> _DIRECTIONS FOR THIS TASK_: Copy every line of the data exactly, leaving nothing out.

> _DATA_:
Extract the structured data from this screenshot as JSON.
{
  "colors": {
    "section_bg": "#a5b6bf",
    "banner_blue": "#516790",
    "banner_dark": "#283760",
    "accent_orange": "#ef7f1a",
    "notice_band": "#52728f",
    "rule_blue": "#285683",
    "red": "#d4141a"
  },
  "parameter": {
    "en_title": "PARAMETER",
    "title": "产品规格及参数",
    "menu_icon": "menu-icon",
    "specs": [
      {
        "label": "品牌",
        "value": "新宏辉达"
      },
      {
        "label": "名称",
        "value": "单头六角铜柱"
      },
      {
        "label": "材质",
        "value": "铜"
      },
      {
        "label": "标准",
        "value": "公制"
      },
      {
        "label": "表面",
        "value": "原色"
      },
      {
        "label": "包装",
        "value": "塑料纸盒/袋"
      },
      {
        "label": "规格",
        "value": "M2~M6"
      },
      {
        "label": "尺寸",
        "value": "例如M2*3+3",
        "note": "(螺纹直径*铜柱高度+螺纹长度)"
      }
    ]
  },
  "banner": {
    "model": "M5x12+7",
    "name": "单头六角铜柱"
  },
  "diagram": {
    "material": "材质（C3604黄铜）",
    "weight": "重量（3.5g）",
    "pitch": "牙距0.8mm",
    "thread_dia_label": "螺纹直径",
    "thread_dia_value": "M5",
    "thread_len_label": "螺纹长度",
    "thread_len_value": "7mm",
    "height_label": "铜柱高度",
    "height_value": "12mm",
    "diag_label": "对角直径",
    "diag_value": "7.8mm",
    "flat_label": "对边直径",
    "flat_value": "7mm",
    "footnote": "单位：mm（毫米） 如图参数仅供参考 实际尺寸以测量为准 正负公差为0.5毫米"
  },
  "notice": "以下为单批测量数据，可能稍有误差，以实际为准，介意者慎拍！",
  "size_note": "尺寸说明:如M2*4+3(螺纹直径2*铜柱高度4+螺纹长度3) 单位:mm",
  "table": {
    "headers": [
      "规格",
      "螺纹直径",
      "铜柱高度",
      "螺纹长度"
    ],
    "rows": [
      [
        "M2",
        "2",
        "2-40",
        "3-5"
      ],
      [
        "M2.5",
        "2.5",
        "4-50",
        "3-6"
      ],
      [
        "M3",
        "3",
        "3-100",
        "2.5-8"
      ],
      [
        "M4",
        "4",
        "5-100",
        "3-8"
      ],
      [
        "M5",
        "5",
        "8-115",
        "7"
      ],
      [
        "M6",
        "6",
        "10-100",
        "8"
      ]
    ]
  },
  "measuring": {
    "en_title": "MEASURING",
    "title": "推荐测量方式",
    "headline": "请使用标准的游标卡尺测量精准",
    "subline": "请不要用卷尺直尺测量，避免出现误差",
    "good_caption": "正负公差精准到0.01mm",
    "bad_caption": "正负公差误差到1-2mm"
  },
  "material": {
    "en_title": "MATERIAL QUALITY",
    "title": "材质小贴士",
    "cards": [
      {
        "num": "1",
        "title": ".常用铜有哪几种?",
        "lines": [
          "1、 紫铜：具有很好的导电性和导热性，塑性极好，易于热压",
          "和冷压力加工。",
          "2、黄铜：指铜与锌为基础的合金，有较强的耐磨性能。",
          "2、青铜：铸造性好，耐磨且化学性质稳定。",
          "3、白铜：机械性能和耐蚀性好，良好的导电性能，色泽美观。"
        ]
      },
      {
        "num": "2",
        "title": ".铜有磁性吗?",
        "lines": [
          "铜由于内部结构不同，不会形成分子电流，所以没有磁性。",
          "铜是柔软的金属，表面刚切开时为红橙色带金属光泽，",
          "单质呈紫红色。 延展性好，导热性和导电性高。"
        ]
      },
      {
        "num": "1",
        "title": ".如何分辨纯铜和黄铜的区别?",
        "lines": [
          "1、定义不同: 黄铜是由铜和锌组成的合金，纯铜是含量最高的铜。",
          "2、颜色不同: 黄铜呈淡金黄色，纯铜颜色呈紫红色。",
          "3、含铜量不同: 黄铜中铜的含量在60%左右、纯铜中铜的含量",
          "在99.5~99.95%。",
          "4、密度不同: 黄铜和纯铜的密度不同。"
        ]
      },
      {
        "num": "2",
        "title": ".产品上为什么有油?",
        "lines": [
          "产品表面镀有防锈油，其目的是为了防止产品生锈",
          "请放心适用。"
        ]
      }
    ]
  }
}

> _SOLVED PROBLEM_:
Extract the structured data from this screenshot as JSON.
{
  "colors": {
    "section_bg": "#a5b6bf",
    "banner_blue": "#516790",
    "banner_dark": "#283760",
    "accent_orange": "#ef7f1a",
    "notice_band": "#52728f",
    "rule_blue": "#285683",
    "red": "#d4141a"
  },
  "parameter": {
    "en_title": "PARAMETER",
    "title": "产品规格及参数",
    "menu_icon": "menu-icon",
    "specs": [
      {
        "label": "品牌",
        "value": "新宏辉达"
      },
      {
        "label": "名称",
        "value": "单头六角铜柱"
      },
      {
        "label": "材质",
        "value": "铜"
      },
      {
        "label": "标准",
        "value": "公制"
      },
      {
        "label": "表面",
        "value": "原色"
      },
      {
        "label": "包装",
        "value": "塑料纸盒/袋"
      },
      {
        "label": "规格",
        "value": "M2~M6"
      },
      {
        "label": "尺寸",
        "value": "例如M2*3+3",
        "note": "(螺纹直径*铜柱高度+螺纹长度)"
      }
    ]
  },
  "banner": {
    "model": "M5x12+7",
    "name": "单头六角铜柱"
  },
  "diagram": {
    "material": "材质（C3604黄铜）",
    "weight": "重量（3.5g）",
    "pitch": "牙距0.8mm",
    "thread_dia_label": "螺纹直径",
    "thread_dia_value": "M5",
    "thread_len_label": "螺纹长度",
    "thread_len_value": "7mm",
    "height_label": "铜柱高度",
    "height_value": "12mm",
    "diag_label": "对角直径",
    "diag_value": "7.8mm",
    "flat_label": "对边直径",
    "flat_value": "7mm",
    "footnote": "单位：mm（毫米） 如图参数仅供参考 实际尺寸以测量为准 正负公差为0.5毫米"
  },
  "notice": "以下为单批测量数据，可能稍有误差，以实际为准，介意者慎拍！",
  "size_note": "尺寸说明:如M2*4+3(螺纹直径2*铜柱高度4+螺纹长度3) 单位:mm",
  "table": {
    "headers": [
      "规格",
      "螺纹直径",
      "铜柱高度",
      "螺纹长度"
    ],
    "rows": [
      [
        "M2",
        "2",
        "2-40",
        "3-5"
      ],
      [
        "M2.5",
        "2.5",
        "4-50",
        "3-6"
      ],
      [
        "M3",
        "3",
        "3-100",
        "2.5-8"
      ],
      [
        "M4",
        "4",
        "5-100",
        "3-8"
      ],
      [
        "M5",
        "5",
        "8-115",
        "7"
      ],
      [
        "M6",
        "6",
        "10-100",
        "8"
      ]
    ]
  },
  "measuring": {
    "en_title": "MEASURING",
    "title": "推荐测量方式",
    "headline": "请使用标准的游标卡尺测量精准",
    "subline": "请不要用卷尺直尺测量，避免出现误差",
    "good_caption": "正负公差精准到0.01mm",
    "bad_caption": "正负公差误差到1-2mm"
  },
  "material": {
    "en_title": "MATERIAL QUALITY",
    "title": "材质小贴士",
    "cards": [
      {
        "num": "1",
        "title": ".常用铜有哪几种?",
        "lines": [
          "1、 紫铜：具有很好的导电性和导热性，塑性极好，易于热压",
          "和冷压力加工。",
          "2、黄铜：指铜与锌为基础的合金，有较强的耐磨性能。",
          "2、青铜：铸造性好，耐磨且化学性质稳定。",
          "3、白铜：机械性能和耐蚀性好，良好的导电性能，色泽美观。"
        ]
      },
      {
        "num": "2",
        "title": ".铜有磁性吗?",
        "lines": [
          "铜由于内部结构不同，不会形成分子电流，所以没有磁性。",
          "铜是柔软的金属，表面刚切开时为红橙色带金属光泽，",
          "单质呈紫红色。 延展性好，导热性和导电性高。"
        ]
      },
      {
        "num": "1",
        "title": ".如何分辨纯铜和黄铜的区别?",
        "lines": [
          "1、定义不同: 黄铜是由铜和锌组成的合金，纯铜是含量最高的铜。",
          "2、颜色不同: 黄铜呈淡金黄色，纯铜颜色呈紫红色。",
          "3、含铜量不同: 黄铜中铜的含量在60%左右、纯铜中铜的含量",
          "在99.5~99.95%。",
          "4、密度不同: 黄铜和纯铜的密度不同。"
        ]
      },
      {
        "num": "2",
        "title": ".产品上为什么有油?",
        "lines": [
          "产品表面镀有防锈油，其目的是为了防止产品生锈",
          "请放心适用。"
        ]
      }
    ]
  }
}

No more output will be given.